Record excerpts =>
=-=-=-=-=

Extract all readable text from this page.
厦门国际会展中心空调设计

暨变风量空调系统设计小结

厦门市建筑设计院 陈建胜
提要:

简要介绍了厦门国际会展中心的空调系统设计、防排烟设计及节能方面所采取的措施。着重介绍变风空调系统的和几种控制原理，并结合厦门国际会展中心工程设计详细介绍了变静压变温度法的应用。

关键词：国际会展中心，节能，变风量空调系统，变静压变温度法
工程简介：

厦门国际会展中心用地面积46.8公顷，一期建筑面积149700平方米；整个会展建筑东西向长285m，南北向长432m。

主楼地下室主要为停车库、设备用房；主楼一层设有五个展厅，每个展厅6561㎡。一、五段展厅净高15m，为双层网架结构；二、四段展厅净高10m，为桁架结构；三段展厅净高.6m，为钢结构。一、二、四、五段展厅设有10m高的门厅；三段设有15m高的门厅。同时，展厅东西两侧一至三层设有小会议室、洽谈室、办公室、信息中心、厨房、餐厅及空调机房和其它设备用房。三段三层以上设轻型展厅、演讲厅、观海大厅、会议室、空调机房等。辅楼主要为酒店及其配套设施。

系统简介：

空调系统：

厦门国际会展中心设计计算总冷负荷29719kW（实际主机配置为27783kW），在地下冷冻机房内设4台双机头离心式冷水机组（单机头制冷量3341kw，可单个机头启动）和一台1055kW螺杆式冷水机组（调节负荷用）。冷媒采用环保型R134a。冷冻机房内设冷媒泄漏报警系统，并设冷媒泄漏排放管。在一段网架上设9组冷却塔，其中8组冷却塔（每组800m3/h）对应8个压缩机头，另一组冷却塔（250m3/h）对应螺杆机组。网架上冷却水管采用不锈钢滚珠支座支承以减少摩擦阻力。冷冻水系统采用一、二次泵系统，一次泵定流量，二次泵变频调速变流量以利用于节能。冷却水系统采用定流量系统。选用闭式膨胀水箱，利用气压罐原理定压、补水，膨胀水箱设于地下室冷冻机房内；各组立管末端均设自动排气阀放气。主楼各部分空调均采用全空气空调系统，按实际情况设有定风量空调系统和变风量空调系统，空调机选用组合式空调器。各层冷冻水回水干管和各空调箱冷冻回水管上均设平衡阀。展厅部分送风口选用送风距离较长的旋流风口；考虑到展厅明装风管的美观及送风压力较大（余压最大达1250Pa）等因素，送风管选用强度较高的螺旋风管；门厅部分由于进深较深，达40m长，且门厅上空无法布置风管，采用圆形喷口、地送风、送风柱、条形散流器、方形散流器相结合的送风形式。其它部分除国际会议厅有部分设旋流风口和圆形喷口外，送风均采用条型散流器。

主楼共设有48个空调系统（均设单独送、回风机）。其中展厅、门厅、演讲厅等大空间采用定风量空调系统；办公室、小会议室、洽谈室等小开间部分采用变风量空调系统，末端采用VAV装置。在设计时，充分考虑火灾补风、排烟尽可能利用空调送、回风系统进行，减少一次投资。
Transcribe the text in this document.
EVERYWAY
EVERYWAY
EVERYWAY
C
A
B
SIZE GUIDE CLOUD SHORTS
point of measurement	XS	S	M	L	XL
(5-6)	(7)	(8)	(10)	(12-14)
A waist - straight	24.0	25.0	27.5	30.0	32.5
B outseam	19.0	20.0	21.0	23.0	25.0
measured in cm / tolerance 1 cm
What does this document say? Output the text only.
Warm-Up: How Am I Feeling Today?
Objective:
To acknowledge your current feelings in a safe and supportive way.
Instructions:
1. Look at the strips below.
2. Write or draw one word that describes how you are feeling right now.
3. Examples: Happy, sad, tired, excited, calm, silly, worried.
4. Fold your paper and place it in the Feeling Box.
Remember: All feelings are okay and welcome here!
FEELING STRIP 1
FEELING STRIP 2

=-=-=-=-=

Written request => Reproduce the listing in full. Keep it exactly as written.

Exercise output =>
Extract all readable text from this page.
厦门国际会展中心空调设计

暨变风量空调系统设计小结

厦门市建筑设计院 陈建胜
提要:

简要介绍了厦门国际会展中心的空调系统设计、防排烟设计及节能方面所采取的措施。着重介绍变风空调系统的和几种控制原理，并结合厦门国际会展中心工程设计详细介绍了变静压变温度法的应用。

关键词：国际会展中心，节能，变风量空调系统，变静压变温度法
工程简介：

厦门国际会展中心用地面积46.8公顷，一期建筑面积149700平方米；整个会展建筑东西向长285m，南北向长432m。

主楼地下室主要为停车库、设备用房；主楼一层设有五个展厅，每个展厅6561㎡。一、五段展厅净高15m，为双层网架结构；二、四段展厅净高10m，为桁架结构；三段展厅净高.6m，为钢结构。一、二、四、五段展厅设有10m高的门厅；三段设有15m高的门厅。同时，展厅东西两侧一至三层设有小会议室、洽谈室、办公室、信息中心、厨房、餐厅及空调机房和其它设备用房。三段三层以上设轻型展厅、演讲厅、观海大厅、会议室、空调机房等。辅楼主要为酒店及其配套设施。

系统简介：

空调系统：

厦门国际会展中心设计计算总冷负荷29719kW（实际主机配置为27783kW），在地下冷冻机房内设4台双机头离心式冷水机组（单机头制冷量3341kw，可单个机头启动）和一台1055kW螺杆式冷水机组（调节负荷用）。冷媒采用环保型R134a。冷冻机房内设冷媒泄漏报警系统，并设冷媒泄漏排放管。在一段网架上设9组冷却塔，其中8组冷却塔（每组800m3/h）对应8个压缩机头，另一组冷却塔（250m3/h）对应螺杆机组。网架上冷却水管采用不锈钢滚珠支座支承以减少摩擦阻力。冷冻水系统采用一、二次泵系统，一次泵定流量，二次泵变频调速变流量以利用于节能。冷却水系统采用定流量系统。选用闭式膨胀水箱，利用气压罐原理定压、补水，膨胀水箱设于地下室冷冻机房内；各组立管末端均设自动排气阀放气。主楼各部分空调均采用全空气空调系统，按实际情况设有定风量空调系统和变风量空调系统，空调机选用组合式空调器。各层冷冻水回水干管和各空调箱冷冻回水管上均设平衡阀。展厅部分送风口选用送风距离较长的旋流风口；考虑到展厅明装风管的美观及送风压力较大（余压最大达1250Pa）等因素，送风管选用强度较高的螺旋风管；门厅部分由于进深较深，达40m长，且门厅上空无法布置风管，采用圆形喷口、地送风、送风柱、条形散流器、方形散流器相结合的送风形式。其它部分除国际会议厅有部分设旋流风口和圆形喷口外，送风均采用条型散流器。

主楼共设有48个空调系统（均设单独送、回风机）。其中展厅、门厅、演讲厅等大空间采用定风量空调系统；办公室、小会议室、洽谈室等小开间部分采用变风量空调系统，末端采用VAV装置。在设计时，充分考虑火灾补风、排烟尽可能利用空调送、回风系统进行，减少一次投资。
Transcribe the text in this document.
EVERYWAY
EVERYWAY
EVERYWAY
C
A
B
SIZE GUIDE CLOUD SHORTS
point of measurement	XS	S	M	L	XL
(5-6)	(7)	(8)	(10)	(12-14)
A waist - straight	24.0	25.0	27.5	30.0	32.5
B outseam	19.0	20.0	21.0	23.0	25.0
measured in cm / tolerance 1 cm
What does this document say? Output the text only.
Warm-Up: How Am I Feeling Today?
Objective:
To acknowledge your current feelings in a safe and supportive way.
Instructions:
1. Look at the strips below.
2. Write or draw one word that describes how you are feeling right now.
3. Examples: Happy, sad, tired, excited, calm, silly, worried.
4. Fold your paper and place it in the Feeling Box.
Remember: All feelings are okay and welcome here!
FEELING STRIP 1
FEELING STRIP 2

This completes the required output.